----- SUPPLIED RECORDS -----
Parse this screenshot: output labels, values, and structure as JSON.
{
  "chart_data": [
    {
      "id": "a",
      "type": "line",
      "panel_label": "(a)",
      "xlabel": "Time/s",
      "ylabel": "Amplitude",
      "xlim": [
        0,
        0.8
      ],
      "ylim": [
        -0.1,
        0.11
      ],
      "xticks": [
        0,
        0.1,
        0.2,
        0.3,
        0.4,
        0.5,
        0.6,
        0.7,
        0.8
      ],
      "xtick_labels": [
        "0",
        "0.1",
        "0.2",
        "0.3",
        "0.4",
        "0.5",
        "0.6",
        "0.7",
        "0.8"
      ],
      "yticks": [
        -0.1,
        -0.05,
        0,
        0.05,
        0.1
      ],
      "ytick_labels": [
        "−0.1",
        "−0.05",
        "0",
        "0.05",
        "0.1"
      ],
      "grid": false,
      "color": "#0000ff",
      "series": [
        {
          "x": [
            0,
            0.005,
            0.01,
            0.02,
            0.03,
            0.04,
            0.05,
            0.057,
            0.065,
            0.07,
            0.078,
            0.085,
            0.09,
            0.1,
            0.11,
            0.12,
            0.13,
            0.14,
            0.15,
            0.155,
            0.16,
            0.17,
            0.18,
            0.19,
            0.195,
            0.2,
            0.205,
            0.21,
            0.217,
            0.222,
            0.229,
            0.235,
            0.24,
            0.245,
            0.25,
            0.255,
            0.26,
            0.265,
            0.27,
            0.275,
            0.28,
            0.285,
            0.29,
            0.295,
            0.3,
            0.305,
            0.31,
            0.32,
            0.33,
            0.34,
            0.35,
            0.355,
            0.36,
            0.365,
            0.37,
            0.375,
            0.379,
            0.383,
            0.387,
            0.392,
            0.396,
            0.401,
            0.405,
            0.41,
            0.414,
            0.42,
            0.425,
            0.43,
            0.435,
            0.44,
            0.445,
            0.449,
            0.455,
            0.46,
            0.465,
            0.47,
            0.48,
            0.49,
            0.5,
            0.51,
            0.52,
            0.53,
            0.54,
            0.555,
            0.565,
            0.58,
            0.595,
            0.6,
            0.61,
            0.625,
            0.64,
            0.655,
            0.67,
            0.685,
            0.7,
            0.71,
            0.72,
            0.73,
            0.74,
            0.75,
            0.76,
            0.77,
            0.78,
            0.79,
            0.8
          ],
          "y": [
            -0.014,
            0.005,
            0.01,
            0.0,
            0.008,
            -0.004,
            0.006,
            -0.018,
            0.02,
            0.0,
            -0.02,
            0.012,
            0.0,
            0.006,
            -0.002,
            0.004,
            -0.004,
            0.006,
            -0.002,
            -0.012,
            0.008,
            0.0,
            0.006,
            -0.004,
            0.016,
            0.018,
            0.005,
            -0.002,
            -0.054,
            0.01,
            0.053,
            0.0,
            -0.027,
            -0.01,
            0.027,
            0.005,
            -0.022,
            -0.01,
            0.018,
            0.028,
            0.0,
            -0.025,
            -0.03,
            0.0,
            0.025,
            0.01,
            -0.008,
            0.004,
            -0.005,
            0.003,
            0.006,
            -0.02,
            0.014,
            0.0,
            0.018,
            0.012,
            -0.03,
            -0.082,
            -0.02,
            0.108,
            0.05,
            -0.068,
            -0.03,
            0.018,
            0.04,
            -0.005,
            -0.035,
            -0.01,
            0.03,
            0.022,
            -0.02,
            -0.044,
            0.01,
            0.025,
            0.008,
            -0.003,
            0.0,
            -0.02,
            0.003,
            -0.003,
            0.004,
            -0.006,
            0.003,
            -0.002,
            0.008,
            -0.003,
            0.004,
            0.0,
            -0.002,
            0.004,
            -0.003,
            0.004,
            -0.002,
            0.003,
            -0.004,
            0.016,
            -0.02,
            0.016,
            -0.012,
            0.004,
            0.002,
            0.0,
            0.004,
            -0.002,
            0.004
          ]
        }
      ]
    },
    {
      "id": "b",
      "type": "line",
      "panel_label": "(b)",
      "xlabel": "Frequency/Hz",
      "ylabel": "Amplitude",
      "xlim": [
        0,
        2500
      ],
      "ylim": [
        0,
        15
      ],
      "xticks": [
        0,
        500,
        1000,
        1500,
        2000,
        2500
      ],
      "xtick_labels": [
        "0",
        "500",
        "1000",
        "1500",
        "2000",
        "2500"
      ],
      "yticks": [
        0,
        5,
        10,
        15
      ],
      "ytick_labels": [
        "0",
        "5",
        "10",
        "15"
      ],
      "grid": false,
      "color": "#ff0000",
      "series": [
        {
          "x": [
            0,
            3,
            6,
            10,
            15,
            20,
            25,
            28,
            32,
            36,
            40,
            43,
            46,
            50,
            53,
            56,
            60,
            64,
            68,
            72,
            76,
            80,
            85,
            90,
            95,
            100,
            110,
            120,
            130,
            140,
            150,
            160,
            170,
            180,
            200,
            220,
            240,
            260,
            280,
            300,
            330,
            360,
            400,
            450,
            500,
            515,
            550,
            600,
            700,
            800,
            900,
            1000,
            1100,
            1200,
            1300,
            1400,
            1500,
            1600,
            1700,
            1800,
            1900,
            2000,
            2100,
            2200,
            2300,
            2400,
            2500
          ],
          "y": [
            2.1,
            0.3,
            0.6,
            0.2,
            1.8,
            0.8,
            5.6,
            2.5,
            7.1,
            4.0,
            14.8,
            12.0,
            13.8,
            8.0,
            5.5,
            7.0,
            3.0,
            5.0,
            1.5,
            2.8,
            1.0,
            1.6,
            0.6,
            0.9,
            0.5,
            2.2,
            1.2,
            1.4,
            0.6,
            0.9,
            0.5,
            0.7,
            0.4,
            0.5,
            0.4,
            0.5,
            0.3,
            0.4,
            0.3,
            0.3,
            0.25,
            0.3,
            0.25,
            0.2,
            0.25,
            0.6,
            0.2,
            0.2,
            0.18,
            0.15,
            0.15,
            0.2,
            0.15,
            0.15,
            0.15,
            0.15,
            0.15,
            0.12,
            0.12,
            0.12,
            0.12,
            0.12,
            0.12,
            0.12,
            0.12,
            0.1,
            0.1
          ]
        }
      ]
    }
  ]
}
-----
**SET PROBLEM**
Return the entries above exactly as they appear.

**FINISHED ANSWER**
Parse this screenshot: output labels, values, and structure as JSON.
{
  "chart_data": [
    {
      "id": "a",
      "type": "line",
      "panel_label": "(a)",
      "xlabel": "Time/s",
      "ylabel": "Amplitude",
      "xlim": [
        0,
        0.8
      ],
      "ylim": [
        -0.1,
        0.11
      ],
      "xticks": [
        0,
        0.1,
        0.2,
        0.3,
        0.4,
        0.5,
        0.6,
        0.7,
        0.8
      ],
      "xtick_labels": [
        "0",
        "0.1",
        "0.2",
        "0.3",
        "0.4",
        "0.5",
        "0.6",
        "0.7",
        "0.8"
      ],
      "yticks": [
        -0.1,
        -0.05,
        0,
        0.05,
        0.1
      ],
      "ytick_labels": [
        "−0.1",
        "−0.05",
        "0",
        "0.05",
        "0.1"
      ],
      "grid": false,
      "color": "#0000ff",
      "series": [
        {
          "x": [
            0,
            0.005,
            0.01,
            0.02,
            0.03,
            0.04,
            0.05,
            0.057,
            0.065,
            0.07,
            0.078,
            0.085,
            0.09,
            0.1,
            0.11,
            0.12,
            0.13,
            0.14,
            0.15,
            0.155,
            0.16,
            0.17,
            0.18,
            0.19,
            0.195,
            0.2,
            0.205,
            0.21,
            0.217,
            0.222,
            0.229,
            0.235,
            0.24,
            0.245,
            0.25,
            0.255,
            0.26,
            0.265,
            0.27,
            0.275,
            0.28,
            0.285,
            0.29,
            0.295,
            0.3,
            0.305,
            0.31,
            0.32,
            0.33,
            0.34,
            0.35,
            0.355,
            0.36,
            0.365,
            0.37,
            0.375,
            0.379,
            0.383,
            0.387,
            0.392,
            0.396,
            0.401,
            0.405,
            0.41,
            0.414,
            0.42,
            0.425,
            0.43,
            0.435,
            0.44,
            0.445,
            0.449,
            0.455,
            0.46,
            0.465,
            0.47,
            0.48,
            0.49,
            0.5,
            0.51,
            0.52,
            0.53,
            0.54,
            0.555,
            0.565,
            0.58,
            0.595,
            0.6,
            0.61,
            0.625,
            0.64,
            0.655,
            0.67,
            0.685,
            0.7,
            0.71,
            0.72,
            0.73,
            0.74,
            0.75,
            0.76,
            0.77,
            0.78,
            0.79,
            0.8
          ],
          "y": [
            -0.014,
            0.005,
            0.01,
            0.0,
            0.008,
            -0.004,
            0.006,
            -0.018,
            0.02,
            0.0,
            -0.02,
            0.012,
            0.0,
            0.006,
            -0.002,
            0.004,
            -0.004,
            0.006,
            -0.002,
            -0.012,
            0.008,
            0.0,
            0.006,
            -0.004,
            0.016,
            0.018,
            0.005,
            -0.002,
            -0.054,
            0.01,
            0.053,
            0.0,
            -0.027,
            -0.01,
            0.027,
            0.005,
            -0.022,
            -0.01,
            0.018,
            0.028,
            0.0,
            -0.025,
            -0.03,
            0.0,
            0.025,
            0.01,
            -0.008,
            0.004,
            -0.005,
            0.003,
            0.006,
            -0.02,
            0.014,
            0.0,
            0.018,
            0.012,
            -0.03,
            -0.082,
            -0.02,
            0.108,
            0.05,
            -0.068,
            -0.03,
            0.018,
            0.04,
            -0.005,
            -0.035,
            -0.01,
            0.03,
            0.022,
            -0.02,
            -0.044,
            0.01,
            0.025,
            0.008,
            -0.003,
            0.0,
            -0.02,
            0.003,
            -0.003,
            0.004,
            -0.006,
            0.003,
            -0.002,
            0.008,
            -0.003,
            0.004,
            0.0,
            -0.002,
            0.004,
            -0.003,
            0.004,
            -0.002,
            0.003,
            -0.004,
            0.016,
            -0.02,
            0.016,
            -0.012,
            0.004,
            0.002,
            0.0,
            0.004,
            -0.002,
            0.004
          ]
        }
      ]
    },
    {
      "id": "b",
      "type": "line",
      "panel_label": "(b)",
      "xlabel": "Frequency/Hz",
      "ylabel": "Amplitude",
      "xlim": [
        0,
        2500
      ],
      "ylim": [
        0,
        15
      ],
      "xticks": [
        0,
        500,
        1000,
        1500,
        2000,
        2500
      ],
      "xtick_labels": [
        "0",
        "500",
        "1000",
        "1500",
        "2000",
        "2500"
      ],
      "yticks": [
        0,
        5,
        10,
        15
      ],
      "ytick_labels": [
        "0",
        "5",
        "10",
        "15"
      ],
      "grid": false,
      "color": "#ff0000",
      "series": [
        {
          "x": [
            0,
            3,
            6,
            10,
            15,
            20,
            25,
            28,
            32,
            36,
            40,
            43,
            46,
            50,
            53,
            56,
            60,
            64,
            68,
            72,
            76,
            80,
            85,
            90,
            95,
            100,
            110,
            120,
            130,
            140,
            150,
            160,
            170,
            180,
            200,
            220,
            240,
            260,
            280,
            300,
            330,
            360,
            400,
            450,
            500,
            515,
            550,
            600,
            700,
            800,
            900,
            1000,
            1100,
            1200,
            1300,
            1400,
            1500,
            1600,
            1700,
            1800,
            1900,
            2000,
            2100,
            2200,
            2300,
            2400,
            2500
          ],
          "y": [
            2.1,
            0.3,
            0.6,
            0.2,
            1.8,
            0.8,
            5.6,
            2.5,
            7.1,
            4.0,
            14.8,
            12.0,
            13.8,
            8.0,
            5.5,
            7.0,
            3.0,
            5.0,
            1.5,
            2.8,
            1.0,
            1.6,
            0.6,
            0.9,
            0.5,
            2.2,
            1.2,
            1.4,
            0.6,
            0.9,
            0.5,
            0.7,
            0.4,
            0.5,
            0.4,
            0.5,
            0.3,
            0.4,
            0.3,
            0.3,
            0.25,
            0.3,
            0.25,
            0.2,
            0.25,
            0.6,
            0.2,
            0.2,
            0.18,
            0.15,
            0.15,
            0.2,
            0.15,
            0.15,
            0.15,
            0.15,
            0.15,
            0.12,
            0.12,
            0.12,
            0.12,
            0.12,
            0.12,
            0.12,
            0.12,
            0.1,
            0.1
          ]
        }
      ]
    }
  ]
}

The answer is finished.